### WHAT TO WORK ON
Transcribe the records that follow exactly. Skip the pictures.

### THE DATA

— start —

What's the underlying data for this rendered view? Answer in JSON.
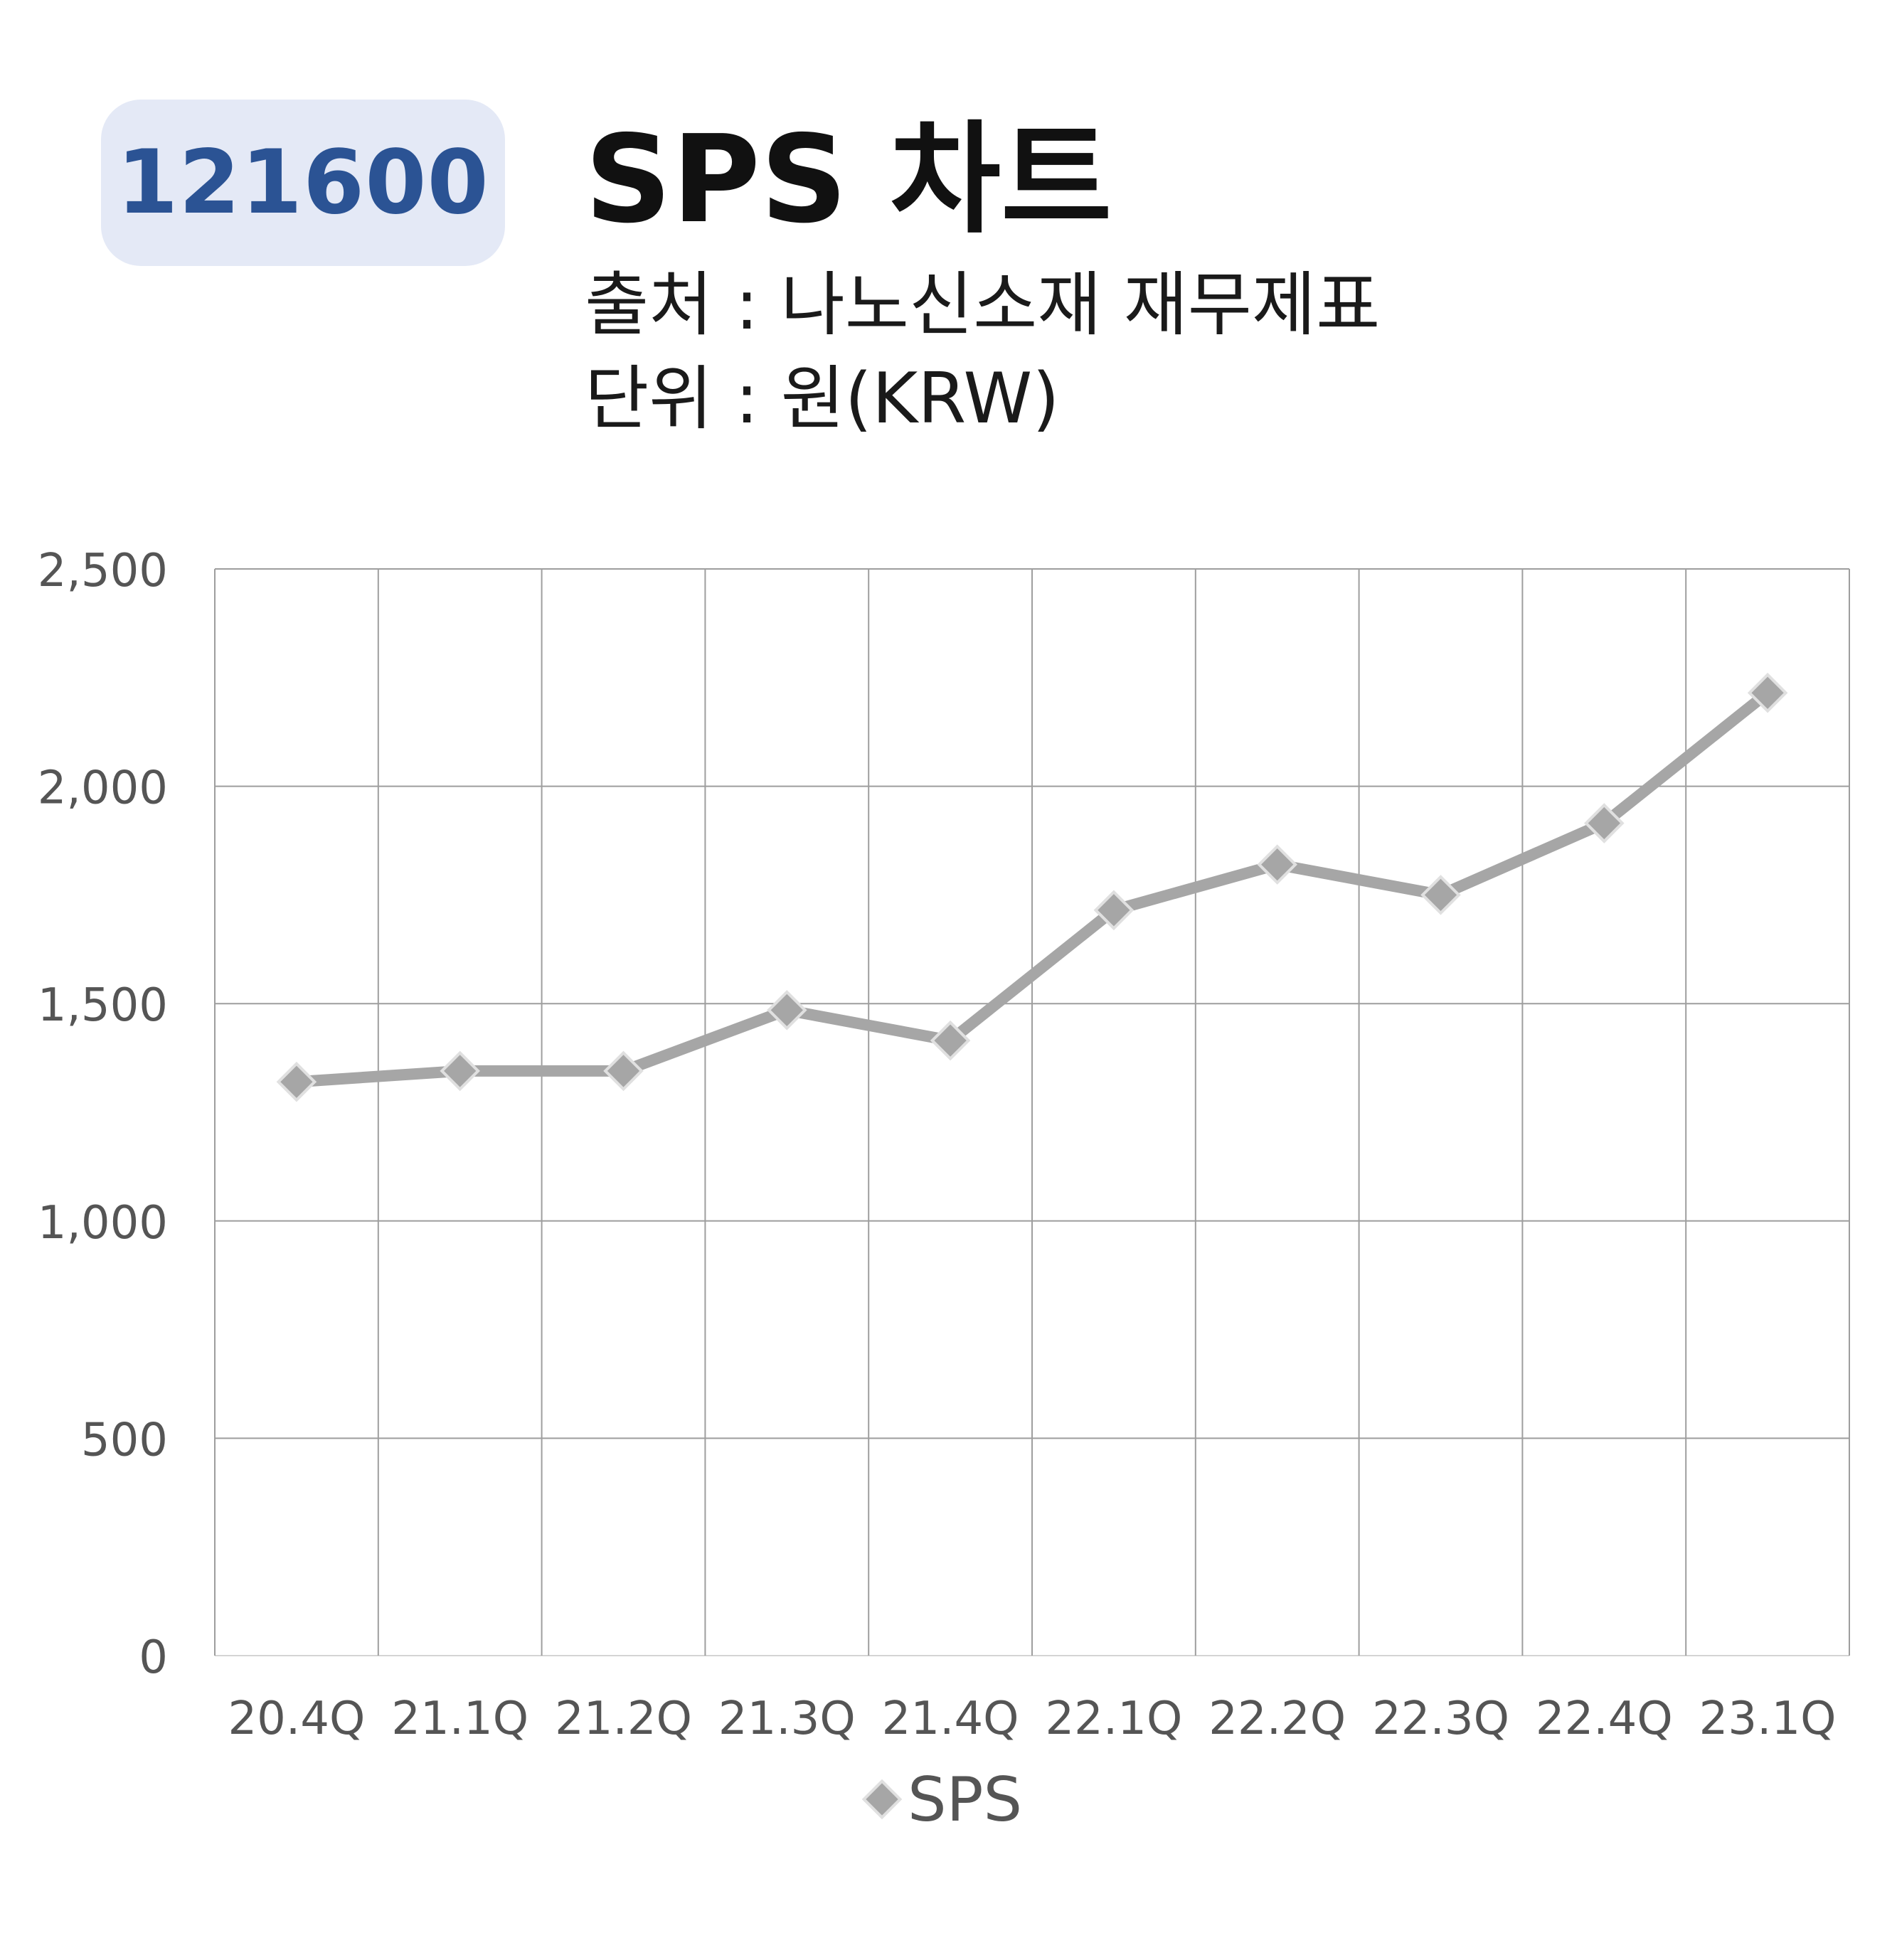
{
  "header": {
    "code": "121600",
    "title": "SPS 차트",
    "source": "출처 : 나노신소재 재무제표",
    "unit": "단위 : 원(KRW)"
  },
  "colors": {
    "badge_bg": "#e4e9f6",
    "badge_text": "#2b5394",
    "series_line": "#a6a6a6",
    "marker_fill": "#a6a6a6",
    "marker_stroke": "#e0e0e0",
    "grid": "#9e9e9e"
  },
  "chart_data": {
    "type": "line",
    "categories": [
      "20.4Q",
      "21.1Q",
      "21.2Q",
      "21.3Q",
      "21.4Q",
      "22.1Q",
      "22.2Q",
      "22.3Q",
      "22.4Q",
      "23.1Q"
    ],
    "series": [
      {
        "name": "SPS",
        "values": [
          1320,
          1345,
          1345,
          1485,
          1415,
          1715,
          1820,
          1750,
          1915,
          2215
        ],
        "marker": "diamond-icon"
      }
    ],
    "ylim": [
      0,
      2500
    ],
    "yticks": [
      0,
      500,
      1000,
      1500,
      2000,
      2500
    ],
    "ytick_labels": [
      "0",
      "500",
      "1,000",
      "1,500",
      "2,000",
      "2,500"
    ],
    "grid": true,
    "legend": "bottom-center"
  }
}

— end —

### PROBLEM SOLUTION
What's the underlying data for this rendered view? Answer in JSON.
{
  "header": {
    "code": "121600",
    "title": "SPS 차트",
    "source": "출처 : 나노신소재 재무제표",
    "unit": "단위 : 원(KRW)"
  },
  "colors": {
    "badge_bg": "#e4e9f6",
    "badge_text": "#2b5394",
    "series_line": "#a6a6a6",
    "marker_fill": "#a6a6a6",
    "marker_stroke": "#e0e0e0",
    "grid": "#9e9e9e"
  },
  "chart_data": {
    "type": "line",
    "categories": [
      "20.4Q",
      "21.1Q",
      "21.2Q",
      "21.3Q",
      "21.4Q",
      "22.1Q",
      "22.2Q",
      "22.3Q",
      "22.4Q",
      "23.1Q"
    ],
    "series": [
      {
        "name": "SPS",
        "values": [
          1320,
          1345,
          1345,
          1485,
          1415,
          1715,
          1820,
          1750,
          1915,
          2215
        ],
        "marker": "diamond-icon"
      }
    ],
    "ylim": [
      0,
      2500
    ],
    "yticks": [
      0,
      500,
      1000,
      1500,
      2000,
      2500
    ],
    "ytick_labels": [
      "0",
      "500",
      "1,000",
      "1,500",
      "2,000",
      "2,500"
    ],
    "grid": true,
    "legend": "bottom-center"
  }
}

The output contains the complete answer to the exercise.